>> start Data provided

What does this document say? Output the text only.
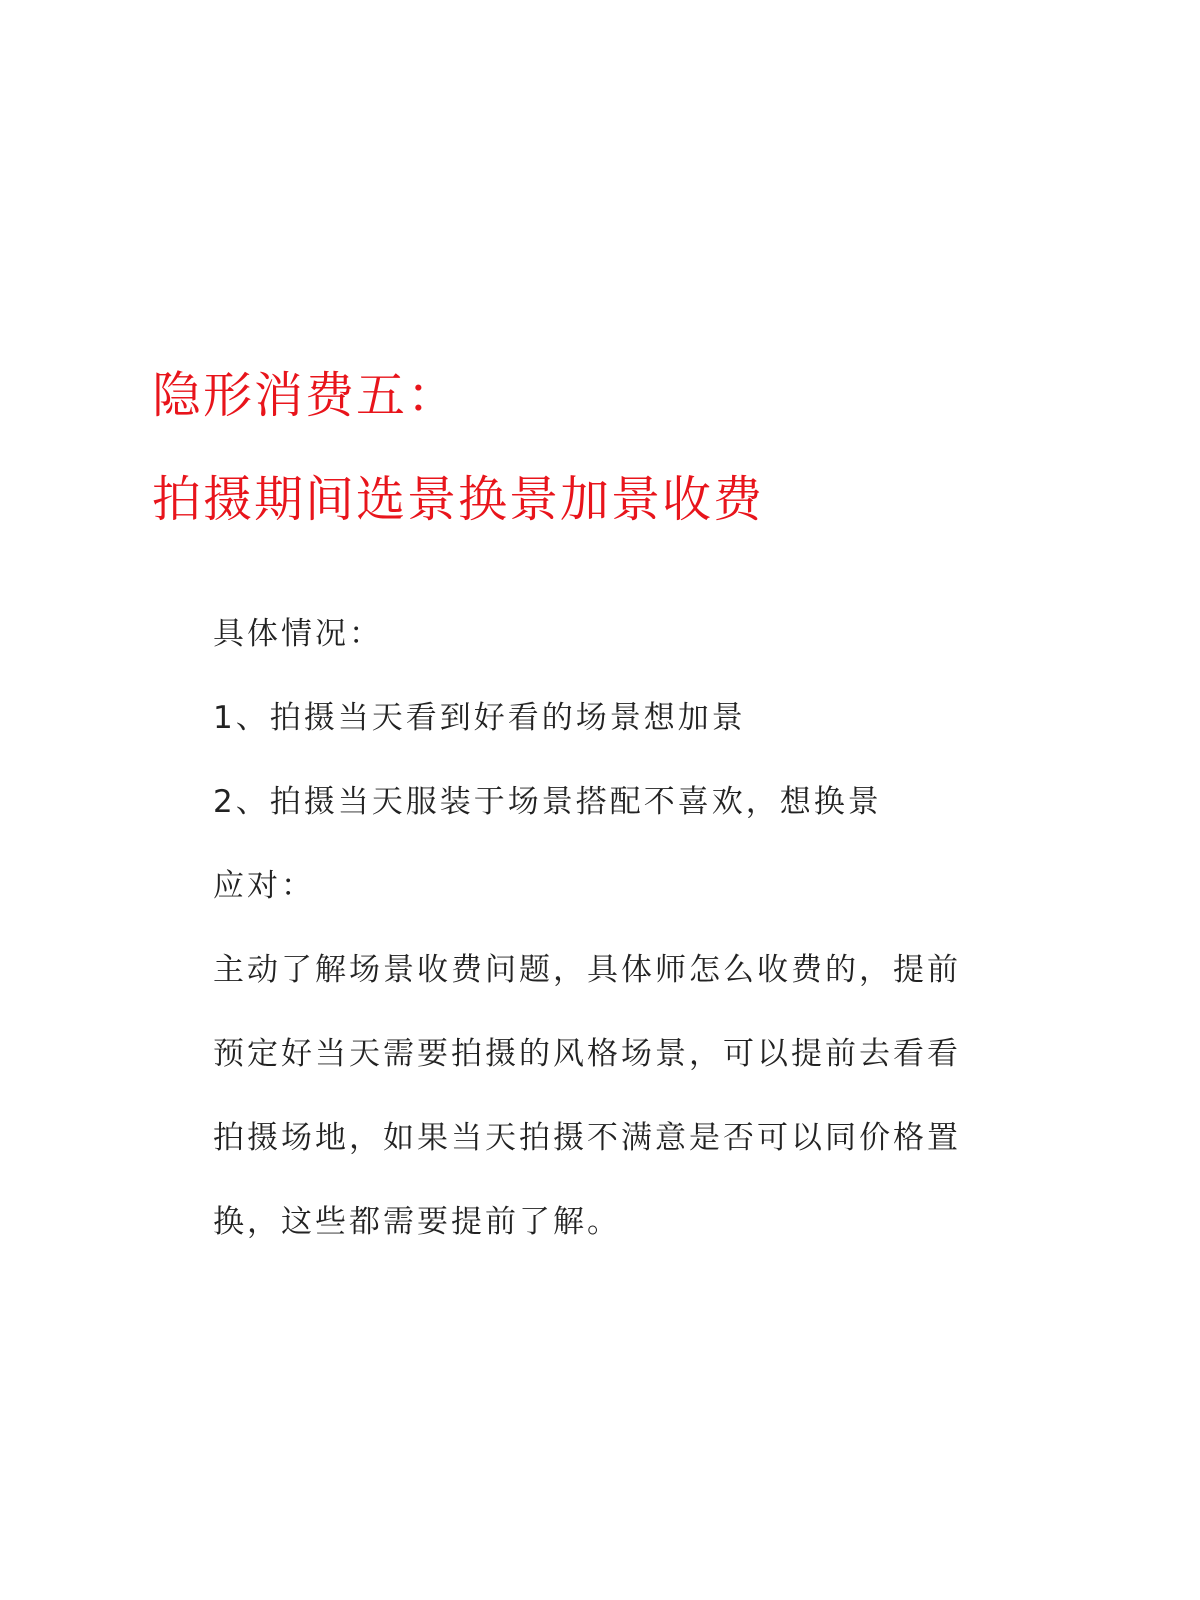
隐形消费五：
拍摄期间选景换景加景收费

具体情况：

1、拍摄当天看到好看的场景想加景

2、拍摄当天服装于场景搭配不喜欢，想换景

应对：

主动了解场景收费问题，具体师怎么收费的，提前

预定好当天需要拍摄的风格场景，可以提前去看看

拍摄场地，如果当天拍摄不满意是否可以同价格置

换，这些都需要提前了解。
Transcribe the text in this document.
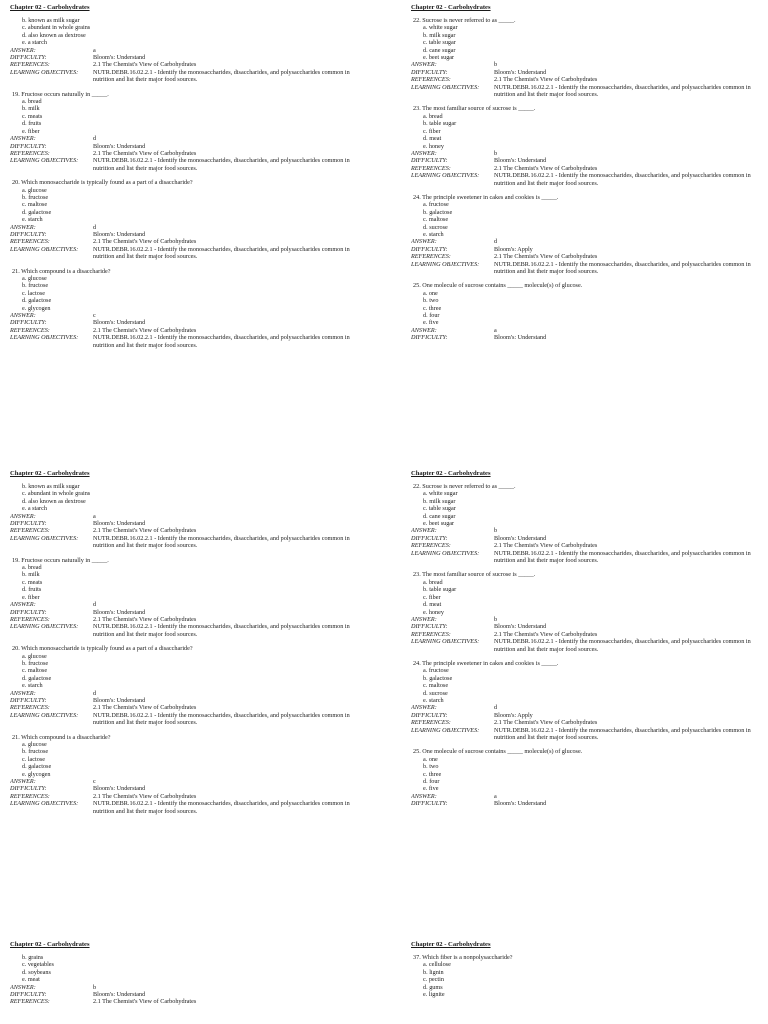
Chapter 02 - Carbohydrates
b. known as milk sugar
c. abundant in whole grains
d. also known as dextrose
e. a starch
ANSWER:	a
DIFFICULTY:	Bloom's: Understand
REFERENCES:	2.1 The Chemist's View of Carbohydrates
LEARNING OBJECTIVES:	NUTR.DEBR.16.02.2.1 - Identify the monosaccharides, disaccharides, and polysaccharides common in nutrition and list their major food sources.
19. Fructose occurs naturally in _____.
a. bread
b. milk
c. meats
d. fruits
e. fiber
ANSWER:	d
DIFFICULTY:	Bloom's: Understand
REFERENCES:	2.1 The Chemist's View of Carbohydrates
LEARNING OBJECTIVES:	NUTR.DEBR.16.02.2.1 - Identify the monosaccharides, disaccharides, and polysaccharides common in nutrition and list their major food sources.
20. Which monosaccharide is typically found as a part of a disaccharide?
a. glucose
b. fructose
c. maltose
d. galactose
e. starch
ANSWER:	d
DIFFICULTY:	Bloom's: Understand
REFERENCES:	2.1 The Chemist's View of Carbohydrates
LEARNING OBJECTIVES:	NUTR.DEBR.16.02.2.1 - Identify the monosaccharides, disaccharides, and polysaccharides common in nutrition and list their major food sources.
21. Which compound is a disaccharide?
a. glucose
b. fructose
c. lactose
d. galactose
e. glycogen
ANSWER:	c
DIFFICULTY:	Bloom's: Understand
REFERENCES:	2.1 The Chemist's View of Carbohydrates
LEARNING OBJECTIVES:	NUTR.DEBR.16.02.2.1 - Identify the monosaccharides, disaccharides, and polysaccharides common in nutrition and list their major food sources.
Chapter 02 - Carbohydrates
22. Sucrose is never referred to as _____.
a. white sugar
b. milk sugar
c. table sugar
d. cane sugar
e. beet sugar
ANSWER:	b
DIFFICULTY:	Bloom's: Understand
REFERENCES:	2.1 The Chemist's View of Carbohydrates
LEARNING OBJECTIVES:	NUTR.DEBR.16.02.2.1 - Identify the monosaccharides, disaccharides, and polysaccharides common in nutrition and list their major food sources.
23. The most familiar source of sucrose is _____.
a. bread
b. table sugar
c. fiber
d. meat
e. honey
ANSWER:	b
DIFFICULTY:	Bloom's: Understand
REFERENCES:	2.1 The Chemist's View of Carbohydrates
LEARNING OBJECTIVES:	NUTR.DEBR.16.02.2.1 - Identify the monosaccharides, disaccharides, and polysaccharides common in nutrition and list their major food sources.
24. The principle sweetener in cakes and cookies is _____.
a. fructose
b. galactose
c. maltose
d. sucrose
e. starch
ANSWER:	d
DIFFICULTY:	Bloom's: Apply
REFERENCES:	2.1 The Chemist's View of Carbohydrates
LEARNING OBJECTIVES:	NUTR.DEBR.16.02.2.1 - Identify the monosaccharides, disaccharides, and polysaccharides common in nutrition and list their major food sources.
25. One molecule of sucrose contains _____ molecule(s) of glucose.
a. one
b. two
c. three
d. four
e. five
ANSWER:	a
DIFFICULTY:	Bloom's: Understand
Chapter 02 - Carbohydrates
b. known as milk sugar
c. abundant in whole grains
d. also known as dextrose
e. a starch
ANSWER:	a
DIFFICULTY:	Bloom's: Understand
REFERENCES:	2.1 The Chemist's View of Carbohydrates
LEARNING OBJECTIVES:	NUTR.DEBR.16.02.2.1 - Identify the monosaccharides, disaccharides, and polysaccharides common in nutrition and list their major food sources.
19. Fructose occurs naturally in _____.
a. bread
b. milk
c. meats
d. fruits
e. fiber
ANSWER:	d
DIFFICULTY:	Bloom's: Understand
REFERENCES:	2.1 The Chemist's View of Carbohydrates
LEARNING OBJECTIVES:	NUTR.DEBR.16.02.2.1 - Identify the monosaccharides, disaccharides, and polysaccharides common in nutrition and list their major food sources.
20. Which monosaccharide is typically found as a part of a disaccharide?
a. glucose
b. fructose
c. maltose
d. galactose
e. starch
ANSWER:	d
DIFFICULTY:	Bloom's: Understand
REFERENCES:	2.1 The Chemist's View of Carbohydrates
LEARNING OBJECTIVES:	NUTR.DEBR.16.02.2.1 - Identify the monosaccharides, disaccharides, and polysaccharides common in nutrition and list their major food sources.
21. Which compound is a disaccharide?
a. glucose
b. fructose
c. lactose
d. galactose
e. glycogen
ANSWER:	c
DIFFICULTY:	Bloom's: Understand
REFERENCES:	2.1 The Chemist's View of Carbohydrates
LEARNING OBJECTIVES:	NUTR.DEBR.16.02.2.1 - Identify the monosaccharides, disaccharides, and polysaccharides common in nutrition and list their major food sources.
Chapter 02 - Carbohydrates
22. Sucrose is never referred to as _____.
a. white sugar
b. milk sugar
c. table sugar
d. cane sugar
e. beet sugar
ANSWER:	b
DIFFICULTY:	Bloom's: Understand
REFERENCES:	2.1 The Chemist's View of Carbohydrates
LEARNING OBJECTIVES:	NUTR.DEBR.16.02.2.1 - Identify the monosaccharides, disaccharides, and polysaccharides common in nutrition and list their major food sources.
23. The most familiar source of sucrose is _____.
a. bread
b. table sugar
c. fiber
d. meat
e. honey
ANSWER:	b
DIFFICULTY:	Bloom's: Understand
REFERENCES:	2.1 The Chemist's View of Carbohydrates
LEARNING OBJECTIVES:	NUTR.DEBR.16.02.2.1 - Identify the monosaccharides, disaccharides, and polysaccharides common in nutrition and list their major food sources.
24. The principle sweetener in cakes and cookies is _____.
a. fructose
b. galactose
c. maltose
d. sucrose
e. starch
ANSWER:	d
DIFFICULTY:	Bloom's: Apply
REFERENCES:	2.1 The Chemist's View of Carbohydrates
LEARNING OBJECTIVES:	NUTR.DEBR.16.02.2.1 - Identify the monosaccharides, disaccharides, and polysaccharides common in nutrition and list their major food sources.
25. One molecule of sucrose contains _____ molecule(s) of glucose.
a. one
b. two
c. three
d. four
e. five
ANSWER:	a
DIFFICULTY:	Bloom's: Understand
Chapter 02 - Carbohydrates
b. grains
c. vegetables
d. soybeans
e. meat
ANSWER:	b
DIFFICULTY:	Bloom's: Understand
REFERENCES:	2.1 The Chemist's View of Carbohydrates
Chapter 02 - Carbohydrates
37. Which fiber is a nonpolysaccharide?
a. cellulose
b. lignin
c. pectin
d. gums
e. lignite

>> end Data provided

▸ **Task prompt**: The listing above must be printed again exactly, minus its pictures.

▸ **Answer**:
What does this document say? Output the text only.
隐形消费五：
拍摄期间选景换景加景收费

具体情况：

1、拍摄当天看到好看的场景想加景

2、拍摄当天服装于场景搭配不喜欢，想换景

应对：

主动了解场景收费问题，具体师怎么收费的，提前

预定好当天需要拍摄的风格场景，可以提前去看看

拍摄场地，如果当天拍摄不满意是否可以同价格置

换，这些都需要提前了解。
Transcribe the text in this document.
Chapter 02 - Carbohydrates
b. known as milk sugar
c. abundant in whole grains
d. also known as dextrose
e. a starch
ANSWER:	a
DIFFICULTY:	Bloom's: Understand
REFERENCES:	2.1 The Chemist's View of Carbohydrates
LEARNING OBJECTIVES:	NUTR.DEBR.16.02.2.1 - Identify the monosaccharides, disaccharides, and polysaccharides common in nutrition and list their major food sources.
19. Fructose occurs naturally in _____.
a. bread
b. milk
c. meats
d. fruits
e. fiber
ANSWER:	d
DIFFICULTY:	Bloom's: Understand
REFERENCES:	2.1 The Chemist's View of Carbohydrates
LEARNING OBJECTIVES:	NUTR.DEBR.16.02.2.1 - Identify the monosaccharides, disaccharides, and polysaccharides common in nutrition and list their major food sources.
20. Which monosaccharide is typically found as a part of a disaccharide?
a. glucose
b. fructose
c. maltose
d. galactose
e. starch
ANSWER:	d
DIFFICULTY:	Bloom's: Understand
REFERENCES:	2.1 The Chemist's View of Carbohydrates
LEARNING OBJECTIVES:	NUTR.DEBR.16.02.2.1 - Identify the monosaccharides, disaccharides, and polysaccharides common in nutrition and list their major food sources.
21. Which compound is a disaccharide?
a. glucose
b. fructose
c. lactose
d. galactose
e. glycogen
ANSWER:	c
DIFFICULTY:	Bloom's: Understand
REFERENCES:	2.1 The Chemist's View of Carbohydrates
LEARNING OBJECTIVES:	NUTR.DEBR.16.02.2.1 - Identify the monosaccharides, disaccharides, and polysaccharides common in nutrition and list their major food sources.
Chapter 02 - Carbohydrates
22. Sucrose is never referred to as _____.
a. white sugar
b. milk sugar
c. table sugar
d. cane sugar
e. beet sugar
ANSWER:	b
DIFFICULTY:	Bloom's: Understand
REFERENCES:	2.1 The Chemist's View of Carbohydrates
LEARNING OBJECTIVES:	NUTR.DEBR.16.02.2.1 - Identify the monosaccharides, disaccharides, and polysaccharides common in nutrition and list their major food sources.
23. The most familiar source of sucrose is _____.
a. bread
b. table sugar
c. fiber
d. meat
e. honey
ANSWER:	b
DIFFICULTY:	Bloom's: Understand
REFERENCES:	2.1 The Chemist's View of Carbohydrates
LEARNING OBJECTIVES:	NUTR.DEBR.16.02.2.1 - Identify the monosaccharides, disaccharides, and polysaccharides common in nutrition and list their major food sources.
24. The principle sweetener in cakes and cookies is _____.
a. fructose
b. galactose
c. maltose
d. sucrose
e. starch
ANSWER:	d
DIFFICULTY:	Bloom's: Apply
REFERENCES:	2.1 The Chemist's View of Carbohydrates
LEARNING OBJECTIVES:	NUTR.DEBR.16.02.2.1 - Identify the monosaccharides, disaccharides, and polysaccharides common in nutrition and list their major food sources.
25. One molecule of sucrose contains _____ molecule(s) of glucose.
a. one
b. two
c. three
d. four
e. five
ANSWER:	a
DIFFICULTY:	Bloom's: Understand
Chapter 02 - Carbohydrates
b. known as milk sugar
c. abundant in whole grains
d. also known as dextrose
e. a starch
ANSWER:	a
DIFFICULTY:	Bloom's: Understand
REFERENCES:	2.1 The Chemist's View of Carbohydrates
LEARNING OBJECTIVES:	NUTR.DEBR.16.02.2.1 - Identify the monosaccharides, disaccharides, and polysaccharides common in nutrition and list their major food sources.
19. Fructose occurs naturally in _____.
a. bread
b. milk
c. meats
d. fruits
e. fiber
ANSWER:	d
DIFFICULTY:	Bloom's: Understand
REFERENCES:	2.1 The Chemist's View of Carbohydrates
LEARNING OBJECTIVES:	NUTR.DEBR.16.02.2.1 - Identify the monosaccharides, disaccharides, and polysaccharides common in nutrition and list their major food sources.
20. Which monosaccharide is typically found as a part of a disaccharide?
a. glucose
b. fructose
c. maltose
d. galactose
e. starch
ANSWER:	d
DIFFICULTY:	Bloom's: Understand
REFERENCES:	2.1 The Chemist's View of Carbohydrates
LEARNING OBJECTIVES:	NUTR.DEBR.16.02.2.1 - Identify the monosaccharides, disaccharides, and polysaccharides common in nutrition and list their major food sources.
21. Which compound is a disaccharide?
a. glucose
b. fructose
c. lactose
d. galactose
e. glycogen
ANSWER:	c
DIFFICULTY:	Bloom's: Understand
REFERENCES:	2.1 The Chemist's View of Carbohydrates
LEARNING OBJECTIVES:	NUTR.DEBR.16.02.2.1 - Identify the monosaccharides, disaccharides, and polysaccharides common in nutrition and list their major food sources.
Chapter 02 - Carbohydrates
22. Sucrose is never referred to as _____.
a. white sugar
b. milk sugar
c. table sugar
d. cane sugar
e. beet sugar
ANSWER:	b
DIFFICULTY:	Bloom's: Understand
REFERENCES:	2.1 The Chemist's View of Carbohydrates
LEARNING OBJECTIVES:	NUTR.DEBR.16.02.2.1 - Identify the monosaccharides, disaccharides, and polysaccharides common in nutrition and list their major food sources.
23. The most familiar source of sucrose is _____.
a. bread
b. table sugar
c. fiber
d. meat
e. honey
ANSWER:	b
DIFFICULTY:	Bloom's: Understand
REFERENCES:	2.1 The Chemist's View of Carbohydrates
LEARNING OBJECTIVES:	NUTR.DEBR.16.02.2.1 - Identify the monosaccharides, disaccharides, and polysaccharides common in nutrition and list their major food sources.
24. The principle sweetener in cakes and cookies is _____.
a. fructose
b. galactose
c. maltose
d. sucrose
e. starch
ANSWER:	d
DIFFICULTY:	Bloom's: Apply
REFERENCES:	2.1 The Chemist's View of Carbohydrates
LEARNING OBJECTIVES:	NUTR.DEBR.16.02.2.1 - Identify the monosaccharides, disaccharides, and polysaccharides common in nutrition and list their major food sources.
25. One molecule of sucrose contains _____ molecule(s) of glucose.
a. one
b. two
c. three
d. four
e. five
ANSWER:	a
DIFFICULTY:	Bloom's: Understand
Chapter 02 - Carbohydrates
b. grains
c. vegetables
d. soybeans
e. meat
ANSWER:	b
DIFFICULTY:	Bloom's: Understand
REFERENCES:	2.1 The Chemist's View of Carbohydrates
Chapter 02 - Carbohydrates
37. Which fiber is a nonpolysaccharide?
a. cellulose
b. lignin
c. pectin
d. gums
e. lignite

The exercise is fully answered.